▸ Task to carry out:
From the listing below, select every line where the word "label" appears.

▸ Information provided:
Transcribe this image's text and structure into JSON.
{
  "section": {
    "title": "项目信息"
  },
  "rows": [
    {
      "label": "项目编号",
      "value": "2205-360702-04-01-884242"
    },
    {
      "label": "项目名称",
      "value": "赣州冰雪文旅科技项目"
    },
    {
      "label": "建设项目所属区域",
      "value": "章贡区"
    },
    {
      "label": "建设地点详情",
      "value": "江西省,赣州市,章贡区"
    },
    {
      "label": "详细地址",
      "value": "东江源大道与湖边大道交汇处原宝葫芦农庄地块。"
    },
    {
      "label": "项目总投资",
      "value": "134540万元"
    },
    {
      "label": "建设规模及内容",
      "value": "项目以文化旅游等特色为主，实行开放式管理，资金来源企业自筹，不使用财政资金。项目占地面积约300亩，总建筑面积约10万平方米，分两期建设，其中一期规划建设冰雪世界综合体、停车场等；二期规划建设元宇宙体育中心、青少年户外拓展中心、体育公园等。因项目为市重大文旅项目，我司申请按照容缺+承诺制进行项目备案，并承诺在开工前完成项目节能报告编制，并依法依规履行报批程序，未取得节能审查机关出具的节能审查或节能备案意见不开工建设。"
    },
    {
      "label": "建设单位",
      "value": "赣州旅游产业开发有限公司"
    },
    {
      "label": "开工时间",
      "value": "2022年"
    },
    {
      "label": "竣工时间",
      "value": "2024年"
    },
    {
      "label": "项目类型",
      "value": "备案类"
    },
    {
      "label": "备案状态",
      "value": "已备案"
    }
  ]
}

▸ Full output:
      "label": "项目编号",
      "label": "项目名称",
      "label": "建设项目所属区域",
      "label": "建设地点详情",
      "label": "详细地址",
      "label": "项目总投资",
      "label": "建设规模及内容",
      "label": "建设单位",
      "label": "开工时间",
      "label": "竣工时间",
      "label": "项目类型",
      "label": "备案状态",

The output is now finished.